--- Begin Data rows ---

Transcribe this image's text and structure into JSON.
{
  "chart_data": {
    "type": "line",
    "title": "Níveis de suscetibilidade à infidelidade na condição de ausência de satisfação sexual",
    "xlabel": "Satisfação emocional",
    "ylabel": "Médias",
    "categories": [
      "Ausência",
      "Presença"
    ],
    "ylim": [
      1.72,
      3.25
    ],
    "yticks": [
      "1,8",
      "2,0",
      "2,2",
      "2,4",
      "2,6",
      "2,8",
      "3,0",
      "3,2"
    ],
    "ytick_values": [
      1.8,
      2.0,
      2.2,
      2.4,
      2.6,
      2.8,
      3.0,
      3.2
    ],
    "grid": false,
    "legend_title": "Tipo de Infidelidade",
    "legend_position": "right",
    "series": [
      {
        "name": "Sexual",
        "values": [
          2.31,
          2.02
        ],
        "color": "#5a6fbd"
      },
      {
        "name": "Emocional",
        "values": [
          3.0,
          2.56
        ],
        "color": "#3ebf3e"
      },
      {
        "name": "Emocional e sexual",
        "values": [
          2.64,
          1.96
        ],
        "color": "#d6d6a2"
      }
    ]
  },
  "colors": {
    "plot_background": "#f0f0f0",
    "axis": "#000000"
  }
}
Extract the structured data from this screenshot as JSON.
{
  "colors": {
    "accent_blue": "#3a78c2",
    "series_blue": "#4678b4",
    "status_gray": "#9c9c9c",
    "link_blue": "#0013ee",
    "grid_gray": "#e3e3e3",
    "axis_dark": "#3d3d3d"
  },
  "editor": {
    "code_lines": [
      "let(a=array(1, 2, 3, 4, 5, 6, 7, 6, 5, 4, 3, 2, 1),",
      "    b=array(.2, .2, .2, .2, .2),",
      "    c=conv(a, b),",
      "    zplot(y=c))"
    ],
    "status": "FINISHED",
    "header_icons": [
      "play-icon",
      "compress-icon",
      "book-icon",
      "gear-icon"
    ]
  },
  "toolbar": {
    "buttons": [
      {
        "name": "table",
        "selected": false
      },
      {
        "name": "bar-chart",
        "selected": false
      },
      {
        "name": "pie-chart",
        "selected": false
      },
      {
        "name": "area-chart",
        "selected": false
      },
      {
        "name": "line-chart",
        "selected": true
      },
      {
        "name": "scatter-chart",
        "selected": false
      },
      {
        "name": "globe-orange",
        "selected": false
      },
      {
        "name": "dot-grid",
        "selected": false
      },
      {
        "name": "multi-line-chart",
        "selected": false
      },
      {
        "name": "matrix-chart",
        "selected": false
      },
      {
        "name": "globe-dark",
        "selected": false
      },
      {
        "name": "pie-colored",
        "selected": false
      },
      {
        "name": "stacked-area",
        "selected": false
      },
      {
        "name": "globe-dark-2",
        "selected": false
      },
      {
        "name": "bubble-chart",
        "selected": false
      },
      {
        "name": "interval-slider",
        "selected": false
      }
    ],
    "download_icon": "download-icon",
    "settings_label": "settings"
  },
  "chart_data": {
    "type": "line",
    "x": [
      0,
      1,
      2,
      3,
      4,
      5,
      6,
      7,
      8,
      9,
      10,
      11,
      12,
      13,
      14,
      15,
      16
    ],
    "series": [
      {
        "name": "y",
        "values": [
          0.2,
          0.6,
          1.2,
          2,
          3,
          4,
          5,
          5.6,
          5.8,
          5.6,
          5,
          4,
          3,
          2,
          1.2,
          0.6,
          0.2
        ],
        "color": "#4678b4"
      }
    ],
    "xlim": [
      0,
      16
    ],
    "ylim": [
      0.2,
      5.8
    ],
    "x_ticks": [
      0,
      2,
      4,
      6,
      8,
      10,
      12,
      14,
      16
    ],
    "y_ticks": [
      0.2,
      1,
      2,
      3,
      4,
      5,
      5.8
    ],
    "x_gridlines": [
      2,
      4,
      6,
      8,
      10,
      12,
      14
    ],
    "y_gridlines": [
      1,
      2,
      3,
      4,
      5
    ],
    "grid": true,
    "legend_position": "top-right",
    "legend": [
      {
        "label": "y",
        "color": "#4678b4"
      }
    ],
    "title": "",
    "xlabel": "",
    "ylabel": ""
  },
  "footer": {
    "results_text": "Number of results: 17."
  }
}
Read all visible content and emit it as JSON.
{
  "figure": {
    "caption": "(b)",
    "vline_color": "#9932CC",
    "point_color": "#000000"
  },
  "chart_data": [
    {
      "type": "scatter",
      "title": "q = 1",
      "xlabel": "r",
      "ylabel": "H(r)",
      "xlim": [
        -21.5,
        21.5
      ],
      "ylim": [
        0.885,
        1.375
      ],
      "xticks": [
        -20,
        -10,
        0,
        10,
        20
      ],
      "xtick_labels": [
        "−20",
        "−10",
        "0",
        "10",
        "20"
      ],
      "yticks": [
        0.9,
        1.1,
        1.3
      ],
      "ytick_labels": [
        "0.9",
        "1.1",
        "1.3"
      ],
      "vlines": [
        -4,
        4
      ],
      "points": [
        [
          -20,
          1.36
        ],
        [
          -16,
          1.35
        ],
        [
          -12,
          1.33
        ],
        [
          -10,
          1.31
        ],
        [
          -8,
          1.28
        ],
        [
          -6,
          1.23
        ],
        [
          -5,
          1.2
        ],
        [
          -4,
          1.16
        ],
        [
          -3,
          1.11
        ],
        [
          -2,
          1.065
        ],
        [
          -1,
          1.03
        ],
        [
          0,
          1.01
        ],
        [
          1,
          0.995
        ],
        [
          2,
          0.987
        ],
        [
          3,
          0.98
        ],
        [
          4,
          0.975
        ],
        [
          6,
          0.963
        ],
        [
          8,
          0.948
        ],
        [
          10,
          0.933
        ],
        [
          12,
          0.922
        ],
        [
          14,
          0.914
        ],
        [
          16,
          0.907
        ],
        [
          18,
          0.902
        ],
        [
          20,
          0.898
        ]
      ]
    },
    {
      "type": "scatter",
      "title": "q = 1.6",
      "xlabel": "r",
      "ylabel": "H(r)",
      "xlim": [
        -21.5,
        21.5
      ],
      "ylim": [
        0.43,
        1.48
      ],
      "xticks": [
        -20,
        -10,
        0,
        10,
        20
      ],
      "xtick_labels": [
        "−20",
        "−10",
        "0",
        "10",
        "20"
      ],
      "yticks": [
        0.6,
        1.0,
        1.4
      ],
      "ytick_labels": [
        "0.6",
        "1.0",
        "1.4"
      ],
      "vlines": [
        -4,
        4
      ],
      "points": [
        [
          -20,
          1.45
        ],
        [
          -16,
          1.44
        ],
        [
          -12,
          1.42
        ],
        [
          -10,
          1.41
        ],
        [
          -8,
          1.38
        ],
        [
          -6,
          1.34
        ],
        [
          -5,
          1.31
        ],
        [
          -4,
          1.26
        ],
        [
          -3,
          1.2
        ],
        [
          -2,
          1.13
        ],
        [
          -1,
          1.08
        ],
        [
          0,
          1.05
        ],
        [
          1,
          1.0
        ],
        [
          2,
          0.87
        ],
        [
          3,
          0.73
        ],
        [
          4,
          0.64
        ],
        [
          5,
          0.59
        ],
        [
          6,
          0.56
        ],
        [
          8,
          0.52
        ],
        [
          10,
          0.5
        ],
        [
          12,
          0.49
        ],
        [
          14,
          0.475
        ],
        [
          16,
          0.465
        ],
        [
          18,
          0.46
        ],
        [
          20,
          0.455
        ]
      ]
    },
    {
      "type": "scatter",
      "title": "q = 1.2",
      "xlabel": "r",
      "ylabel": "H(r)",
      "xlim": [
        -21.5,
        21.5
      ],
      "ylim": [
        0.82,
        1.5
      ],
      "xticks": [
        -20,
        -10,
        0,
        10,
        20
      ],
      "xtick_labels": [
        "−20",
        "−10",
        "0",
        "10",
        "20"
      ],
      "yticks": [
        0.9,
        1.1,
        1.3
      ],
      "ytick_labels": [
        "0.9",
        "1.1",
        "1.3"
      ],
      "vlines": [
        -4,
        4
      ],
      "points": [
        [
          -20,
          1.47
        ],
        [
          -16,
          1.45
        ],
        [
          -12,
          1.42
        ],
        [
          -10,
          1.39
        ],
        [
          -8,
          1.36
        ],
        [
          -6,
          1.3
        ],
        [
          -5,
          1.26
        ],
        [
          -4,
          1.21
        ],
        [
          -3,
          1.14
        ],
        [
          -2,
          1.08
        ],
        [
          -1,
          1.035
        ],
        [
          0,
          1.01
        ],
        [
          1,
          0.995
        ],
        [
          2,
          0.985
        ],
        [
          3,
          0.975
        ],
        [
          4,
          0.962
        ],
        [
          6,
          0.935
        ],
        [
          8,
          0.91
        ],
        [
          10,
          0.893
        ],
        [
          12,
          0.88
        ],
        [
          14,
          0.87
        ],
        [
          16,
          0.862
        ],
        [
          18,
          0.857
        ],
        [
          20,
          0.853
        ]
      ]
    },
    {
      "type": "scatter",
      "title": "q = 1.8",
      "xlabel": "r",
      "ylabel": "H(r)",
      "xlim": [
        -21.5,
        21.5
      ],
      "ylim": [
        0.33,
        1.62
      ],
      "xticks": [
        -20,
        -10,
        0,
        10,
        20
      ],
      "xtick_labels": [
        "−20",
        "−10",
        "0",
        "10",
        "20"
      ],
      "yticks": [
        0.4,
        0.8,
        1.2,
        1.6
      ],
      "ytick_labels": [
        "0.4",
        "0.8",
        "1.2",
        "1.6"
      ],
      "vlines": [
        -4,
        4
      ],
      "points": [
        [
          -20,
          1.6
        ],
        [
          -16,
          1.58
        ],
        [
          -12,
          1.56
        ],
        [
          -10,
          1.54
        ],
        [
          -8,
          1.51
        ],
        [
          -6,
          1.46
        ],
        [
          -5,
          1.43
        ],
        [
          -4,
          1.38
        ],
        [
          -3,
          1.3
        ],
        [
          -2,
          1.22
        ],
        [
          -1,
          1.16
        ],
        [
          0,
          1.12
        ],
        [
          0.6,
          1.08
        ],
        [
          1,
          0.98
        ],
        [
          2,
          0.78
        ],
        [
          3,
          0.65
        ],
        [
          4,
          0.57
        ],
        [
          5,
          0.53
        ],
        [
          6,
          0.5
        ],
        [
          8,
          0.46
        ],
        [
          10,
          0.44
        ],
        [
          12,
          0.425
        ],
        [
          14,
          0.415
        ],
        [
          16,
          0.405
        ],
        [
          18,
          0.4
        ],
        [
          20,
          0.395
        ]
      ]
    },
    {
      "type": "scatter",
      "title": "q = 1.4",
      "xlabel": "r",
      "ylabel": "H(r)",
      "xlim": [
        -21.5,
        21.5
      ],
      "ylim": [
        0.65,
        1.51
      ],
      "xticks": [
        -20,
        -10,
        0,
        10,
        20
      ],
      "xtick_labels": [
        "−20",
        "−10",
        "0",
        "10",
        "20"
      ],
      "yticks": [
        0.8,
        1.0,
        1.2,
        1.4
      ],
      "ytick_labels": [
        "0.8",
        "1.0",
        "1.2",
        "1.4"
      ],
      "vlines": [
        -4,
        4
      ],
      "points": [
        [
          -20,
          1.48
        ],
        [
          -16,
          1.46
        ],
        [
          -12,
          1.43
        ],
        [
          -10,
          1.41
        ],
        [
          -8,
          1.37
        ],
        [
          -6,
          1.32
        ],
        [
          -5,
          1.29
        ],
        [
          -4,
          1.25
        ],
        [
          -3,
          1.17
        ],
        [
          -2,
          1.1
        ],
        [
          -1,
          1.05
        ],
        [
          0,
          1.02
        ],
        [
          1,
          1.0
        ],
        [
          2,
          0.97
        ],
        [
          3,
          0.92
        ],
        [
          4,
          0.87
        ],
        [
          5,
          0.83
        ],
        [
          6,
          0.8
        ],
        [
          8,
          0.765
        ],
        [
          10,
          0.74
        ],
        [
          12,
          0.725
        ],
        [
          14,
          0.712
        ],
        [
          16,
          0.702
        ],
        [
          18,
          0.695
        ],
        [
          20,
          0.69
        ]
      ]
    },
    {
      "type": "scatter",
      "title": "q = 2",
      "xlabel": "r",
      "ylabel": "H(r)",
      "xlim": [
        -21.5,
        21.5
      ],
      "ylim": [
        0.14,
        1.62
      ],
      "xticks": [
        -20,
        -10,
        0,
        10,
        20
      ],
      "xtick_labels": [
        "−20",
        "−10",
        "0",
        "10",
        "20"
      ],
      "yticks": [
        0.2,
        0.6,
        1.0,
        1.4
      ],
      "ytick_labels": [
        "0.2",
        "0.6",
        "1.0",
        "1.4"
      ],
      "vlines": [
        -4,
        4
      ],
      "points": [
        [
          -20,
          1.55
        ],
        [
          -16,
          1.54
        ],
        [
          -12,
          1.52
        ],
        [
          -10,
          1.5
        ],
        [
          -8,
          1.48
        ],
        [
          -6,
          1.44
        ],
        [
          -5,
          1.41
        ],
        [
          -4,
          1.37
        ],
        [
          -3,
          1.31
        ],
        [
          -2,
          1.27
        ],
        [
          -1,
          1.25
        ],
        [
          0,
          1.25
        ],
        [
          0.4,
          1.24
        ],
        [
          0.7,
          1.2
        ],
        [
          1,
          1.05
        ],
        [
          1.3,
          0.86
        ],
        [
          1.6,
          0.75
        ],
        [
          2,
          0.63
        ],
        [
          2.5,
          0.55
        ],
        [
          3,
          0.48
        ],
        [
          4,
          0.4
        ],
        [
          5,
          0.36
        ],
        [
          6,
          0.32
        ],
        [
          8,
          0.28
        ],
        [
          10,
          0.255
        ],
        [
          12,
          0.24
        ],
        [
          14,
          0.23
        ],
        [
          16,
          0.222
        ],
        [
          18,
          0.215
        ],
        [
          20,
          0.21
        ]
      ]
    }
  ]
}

--- End Data rows ---

Short exercise: Search the data above for the string "array" and return every line that has it.

Result:
      "let(a=array(1, 2, 3, 4, 5, 6, 7, 6, 5, 4, 3, 2, 1),",
      "    b=array(.2, .2, .2, .2, .2),",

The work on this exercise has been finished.